[TASK MATERIAL]
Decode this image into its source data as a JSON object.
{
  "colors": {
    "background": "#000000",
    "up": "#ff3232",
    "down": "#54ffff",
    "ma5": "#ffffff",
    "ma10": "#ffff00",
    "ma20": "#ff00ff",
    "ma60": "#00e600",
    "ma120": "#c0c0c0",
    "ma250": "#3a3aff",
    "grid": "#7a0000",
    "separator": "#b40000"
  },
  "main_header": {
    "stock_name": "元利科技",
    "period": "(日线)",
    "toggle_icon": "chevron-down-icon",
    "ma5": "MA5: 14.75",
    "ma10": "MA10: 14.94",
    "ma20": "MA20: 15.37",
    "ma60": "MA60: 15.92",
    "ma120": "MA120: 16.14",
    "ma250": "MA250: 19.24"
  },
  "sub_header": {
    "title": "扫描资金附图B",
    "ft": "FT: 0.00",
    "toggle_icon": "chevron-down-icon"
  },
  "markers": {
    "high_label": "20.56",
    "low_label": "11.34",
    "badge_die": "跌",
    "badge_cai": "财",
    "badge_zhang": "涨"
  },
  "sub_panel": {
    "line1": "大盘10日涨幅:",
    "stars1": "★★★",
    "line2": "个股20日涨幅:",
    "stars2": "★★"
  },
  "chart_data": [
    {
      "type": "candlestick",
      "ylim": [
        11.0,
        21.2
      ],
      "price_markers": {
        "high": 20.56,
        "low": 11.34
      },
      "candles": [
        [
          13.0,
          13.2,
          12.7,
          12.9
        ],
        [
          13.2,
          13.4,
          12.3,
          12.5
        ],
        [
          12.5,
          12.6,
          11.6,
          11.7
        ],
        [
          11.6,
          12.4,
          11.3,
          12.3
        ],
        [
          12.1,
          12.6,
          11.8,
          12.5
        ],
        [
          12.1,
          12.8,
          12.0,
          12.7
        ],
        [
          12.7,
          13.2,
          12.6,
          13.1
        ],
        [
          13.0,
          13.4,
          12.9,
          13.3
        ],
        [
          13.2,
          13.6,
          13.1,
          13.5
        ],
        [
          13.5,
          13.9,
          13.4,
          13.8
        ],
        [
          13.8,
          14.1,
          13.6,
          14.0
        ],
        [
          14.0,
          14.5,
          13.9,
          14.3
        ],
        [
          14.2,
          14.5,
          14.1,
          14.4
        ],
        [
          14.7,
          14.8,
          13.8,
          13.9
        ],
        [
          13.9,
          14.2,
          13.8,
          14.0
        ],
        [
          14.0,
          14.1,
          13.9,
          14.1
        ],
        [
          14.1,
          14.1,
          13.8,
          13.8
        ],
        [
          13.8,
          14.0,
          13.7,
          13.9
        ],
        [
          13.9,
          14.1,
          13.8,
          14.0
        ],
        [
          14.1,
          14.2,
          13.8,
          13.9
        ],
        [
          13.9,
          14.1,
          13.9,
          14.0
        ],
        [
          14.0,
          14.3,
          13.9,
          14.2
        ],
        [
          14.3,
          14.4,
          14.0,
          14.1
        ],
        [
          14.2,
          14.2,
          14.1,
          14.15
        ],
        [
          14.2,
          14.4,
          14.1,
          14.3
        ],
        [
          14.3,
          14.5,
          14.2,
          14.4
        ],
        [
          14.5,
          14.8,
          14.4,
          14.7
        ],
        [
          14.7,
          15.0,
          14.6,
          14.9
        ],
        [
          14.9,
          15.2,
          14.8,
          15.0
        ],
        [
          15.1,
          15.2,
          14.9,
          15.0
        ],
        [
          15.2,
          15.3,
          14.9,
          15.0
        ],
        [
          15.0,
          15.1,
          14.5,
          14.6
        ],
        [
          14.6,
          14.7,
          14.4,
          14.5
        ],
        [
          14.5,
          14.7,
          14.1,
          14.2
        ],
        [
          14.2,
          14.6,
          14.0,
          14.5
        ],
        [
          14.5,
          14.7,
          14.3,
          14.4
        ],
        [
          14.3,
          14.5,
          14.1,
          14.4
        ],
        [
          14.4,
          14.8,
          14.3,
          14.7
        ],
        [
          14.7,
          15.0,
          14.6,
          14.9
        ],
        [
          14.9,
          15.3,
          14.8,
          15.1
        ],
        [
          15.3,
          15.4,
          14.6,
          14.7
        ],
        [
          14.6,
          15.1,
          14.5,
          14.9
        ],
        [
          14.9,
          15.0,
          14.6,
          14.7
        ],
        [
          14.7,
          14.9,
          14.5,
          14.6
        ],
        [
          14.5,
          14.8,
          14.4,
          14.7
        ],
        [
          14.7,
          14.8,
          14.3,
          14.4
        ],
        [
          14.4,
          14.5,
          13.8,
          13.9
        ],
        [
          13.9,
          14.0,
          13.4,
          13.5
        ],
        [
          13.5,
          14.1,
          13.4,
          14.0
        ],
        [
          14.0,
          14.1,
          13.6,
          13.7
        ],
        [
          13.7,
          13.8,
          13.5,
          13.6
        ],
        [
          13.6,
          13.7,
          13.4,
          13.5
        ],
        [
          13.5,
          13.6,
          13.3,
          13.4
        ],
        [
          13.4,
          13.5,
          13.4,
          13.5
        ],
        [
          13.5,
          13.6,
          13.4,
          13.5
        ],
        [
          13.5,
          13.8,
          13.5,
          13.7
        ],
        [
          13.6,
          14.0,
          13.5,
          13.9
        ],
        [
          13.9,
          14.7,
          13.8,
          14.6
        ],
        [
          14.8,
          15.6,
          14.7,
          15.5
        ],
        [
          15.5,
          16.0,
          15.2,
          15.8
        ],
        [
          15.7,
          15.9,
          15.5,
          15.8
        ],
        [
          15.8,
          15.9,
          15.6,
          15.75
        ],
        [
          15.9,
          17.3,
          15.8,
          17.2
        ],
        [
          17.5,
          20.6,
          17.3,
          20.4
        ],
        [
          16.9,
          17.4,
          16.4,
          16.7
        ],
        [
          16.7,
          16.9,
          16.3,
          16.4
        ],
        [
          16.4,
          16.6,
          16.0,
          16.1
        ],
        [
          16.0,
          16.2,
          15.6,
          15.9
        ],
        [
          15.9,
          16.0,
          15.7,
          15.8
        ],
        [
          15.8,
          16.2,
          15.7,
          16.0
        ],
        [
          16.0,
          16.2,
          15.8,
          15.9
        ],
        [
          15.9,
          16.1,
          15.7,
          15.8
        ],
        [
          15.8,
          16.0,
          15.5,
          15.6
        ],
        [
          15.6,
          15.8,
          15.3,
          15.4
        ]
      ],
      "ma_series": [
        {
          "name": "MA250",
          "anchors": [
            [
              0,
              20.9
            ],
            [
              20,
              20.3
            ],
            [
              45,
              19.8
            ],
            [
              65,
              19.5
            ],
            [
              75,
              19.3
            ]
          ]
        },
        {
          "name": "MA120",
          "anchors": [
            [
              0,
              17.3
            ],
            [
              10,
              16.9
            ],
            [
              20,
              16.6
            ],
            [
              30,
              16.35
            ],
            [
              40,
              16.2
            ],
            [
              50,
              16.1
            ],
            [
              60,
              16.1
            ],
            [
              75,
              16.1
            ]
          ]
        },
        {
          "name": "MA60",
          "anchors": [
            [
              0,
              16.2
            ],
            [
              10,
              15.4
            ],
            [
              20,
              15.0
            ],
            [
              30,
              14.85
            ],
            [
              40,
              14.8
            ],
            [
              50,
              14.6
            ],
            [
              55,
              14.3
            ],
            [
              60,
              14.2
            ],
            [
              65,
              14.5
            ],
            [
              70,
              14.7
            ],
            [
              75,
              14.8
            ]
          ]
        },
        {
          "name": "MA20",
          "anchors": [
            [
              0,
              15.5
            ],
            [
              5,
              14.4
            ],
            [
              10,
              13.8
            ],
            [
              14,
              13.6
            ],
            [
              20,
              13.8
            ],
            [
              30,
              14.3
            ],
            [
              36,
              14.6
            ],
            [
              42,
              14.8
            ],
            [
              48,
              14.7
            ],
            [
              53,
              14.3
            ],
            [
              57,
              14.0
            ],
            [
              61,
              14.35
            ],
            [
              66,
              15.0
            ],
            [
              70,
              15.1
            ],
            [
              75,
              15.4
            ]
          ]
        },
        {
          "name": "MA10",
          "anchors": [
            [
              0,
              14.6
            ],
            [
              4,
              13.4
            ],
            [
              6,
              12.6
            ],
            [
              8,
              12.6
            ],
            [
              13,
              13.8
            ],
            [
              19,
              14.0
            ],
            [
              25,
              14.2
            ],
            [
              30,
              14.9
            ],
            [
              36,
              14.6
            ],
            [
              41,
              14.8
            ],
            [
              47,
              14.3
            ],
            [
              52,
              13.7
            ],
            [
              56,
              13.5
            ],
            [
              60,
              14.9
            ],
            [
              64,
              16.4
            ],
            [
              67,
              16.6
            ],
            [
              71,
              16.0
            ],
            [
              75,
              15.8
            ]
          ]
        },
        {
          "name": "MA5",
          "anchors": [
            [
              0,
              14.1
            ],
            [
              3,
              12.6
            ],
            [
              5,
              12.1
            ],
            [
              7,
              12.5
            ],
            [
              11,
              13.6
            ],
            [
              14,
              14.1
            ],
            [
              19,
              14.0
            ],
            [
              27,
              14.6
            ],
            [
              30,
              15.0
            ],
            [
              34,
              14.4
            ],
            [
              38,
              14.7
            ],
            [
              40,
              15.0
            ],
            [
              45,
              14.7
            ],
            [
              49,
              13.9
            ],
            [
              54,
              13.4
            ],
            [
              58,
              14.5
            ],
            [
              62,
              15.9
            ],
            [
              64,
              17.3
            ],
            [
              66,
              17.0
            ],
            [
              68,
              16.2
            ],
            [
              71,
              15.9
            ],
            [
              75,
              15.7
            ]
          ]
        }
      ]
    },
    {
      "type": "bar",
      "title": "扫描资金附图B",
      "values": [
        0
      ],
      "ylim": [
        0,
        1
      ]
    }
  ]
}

[EXERCISE] Copy each line of the records above that carries the word "down".

[TASK OUTPUT]
    "down": "#54ffff",
    "toggle_icon": "chevron-down-icon",
    "toggle_icon": "chevron-down-icon"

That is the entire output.